Figure dataset records:
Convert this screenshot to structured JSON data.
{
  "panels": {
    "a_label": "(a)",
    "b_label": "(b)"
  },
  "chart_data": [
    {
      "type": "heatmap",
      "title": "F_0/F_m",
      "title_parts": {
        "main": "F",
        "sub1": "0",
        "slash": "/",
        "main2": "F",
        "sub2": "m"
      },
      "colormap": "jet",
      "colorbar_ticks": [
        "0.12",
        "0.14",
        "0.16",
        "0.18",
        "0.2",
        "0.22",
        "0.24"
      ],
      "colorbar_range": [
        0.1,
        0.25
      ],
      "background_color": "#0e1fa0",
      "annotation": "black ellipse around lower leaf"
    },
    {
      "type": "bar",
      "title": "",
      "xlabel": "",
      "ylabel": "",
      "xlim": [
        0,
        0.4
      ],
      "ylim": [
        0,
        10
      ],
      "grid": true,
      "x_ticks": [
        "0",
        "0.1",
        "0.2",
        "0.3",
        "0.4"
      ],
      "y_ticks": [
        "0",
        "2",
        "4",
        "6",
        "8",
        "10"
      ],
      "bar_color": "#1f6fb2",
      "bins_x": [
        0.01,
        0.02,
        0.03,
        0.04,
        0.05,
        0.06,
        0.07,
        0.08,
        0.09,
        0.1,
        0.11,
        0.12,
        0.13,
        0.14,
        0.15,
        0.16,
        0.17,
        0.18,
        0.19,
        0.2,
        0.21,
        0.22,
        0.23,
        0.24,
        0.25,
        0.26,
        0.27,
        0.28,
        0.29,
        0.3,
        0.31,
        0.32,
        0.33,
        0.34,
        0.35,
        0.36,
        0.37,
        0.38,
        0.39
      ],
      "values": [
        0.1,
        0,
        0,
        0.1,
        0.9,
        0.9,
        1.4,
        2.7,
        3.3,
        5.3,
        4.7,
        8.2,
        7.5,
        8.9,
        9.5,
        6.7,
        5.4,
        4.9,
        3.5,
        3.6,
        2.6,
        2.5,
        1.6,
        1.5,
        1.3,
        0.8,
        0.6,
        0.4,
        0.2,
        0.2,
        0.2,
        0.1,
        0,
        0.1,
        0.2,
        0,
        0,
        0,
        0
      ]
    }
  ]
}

**What is asked**
Reproduce the data, keeping every line exactly the same.

**Exercise answer**
Convert this screenshot to structured JSON data.
{
  "panels": {
    "a_label": "(a)",
    "b_label": "(b)"
  },
  "chart_data": [
    {
      "type": "heatmap",
      "title": "F_0/F_m",
      "title_parts": {
        "main": "F",
        "sub1": "0",
        "slash": "/",
        "main2": "F",
        "sub2": "m"
      },
      "colormap": "jet",
      "colorbar_ticks": [
        "0.12",
        "0.14",
        "0.16",
        "0.18",
        "0.2",
        "0.22",
        "0.24"
      ],
      "colorbar_range": [
        0.1,
        0.25
      ],
      "background_color": "#0e1fa0",
      "annotation": "black ellipse around lower leaf"
    },
    {
      "type": "bar",
      "title": "",
      "xlabel": "",
      "ylabel": "",
      "xlim": [
        0,
        0.4
      ],
      "ylim": [
        0,
        10
      ],
      "grid": true,
      "x_ticks": [
        "0",
        "0.1",
        "0.2",
        "0.3",
        "0.4"
      ],
      "y_ticks": [
        "0",
        "2",
        "4",
        "6",
        "8",
        "10"
      ],
      "bar_color": "#1f6fb2",
      "bins_x": [
        0.01,
        0.02,
        0.03,
        0.04,
        0.05,
        0.06,
        0.07,
        0.08,
        0.09,
        0.1,
        0.11,
        0.12,
        0.13,
        0.14,
        0.15,
        0.16,
        0.17,
        0.18,
        0.19,
        0.2,
        0.21,
        0.22,
        0.23,
        0.24,
        0.25,
        0.26,
        0.27,
        0.28,
        0.29,
        0.3,
        0.31,
        0.32,
        0.33,
        0.34,
        0.35,
        0.36,
        0.37,
        0.38,
        0.39
      ],
      "values": [
        0.1,
        0,
        0,
        0.1,
        0.9,
        0.9,
        1.4,
        2.7,
        3.3,
        5.3,
        4.7,
        8.2,
        7.5,
        8.9,
        9.5,
        6.7,
        5.4,
        4.9,
        3.5,
        3.6,
        2.6,
        2.5,
        1.6,
        1.5,
        1.3,
        0.8,
        0.6,
        0.4,
        0.2,
        0.2,
        0.2,
        0.1,
        0,
        0.1,
        0.2,
        0,
        0,
        0,
        0
      ]
    }
  ]
}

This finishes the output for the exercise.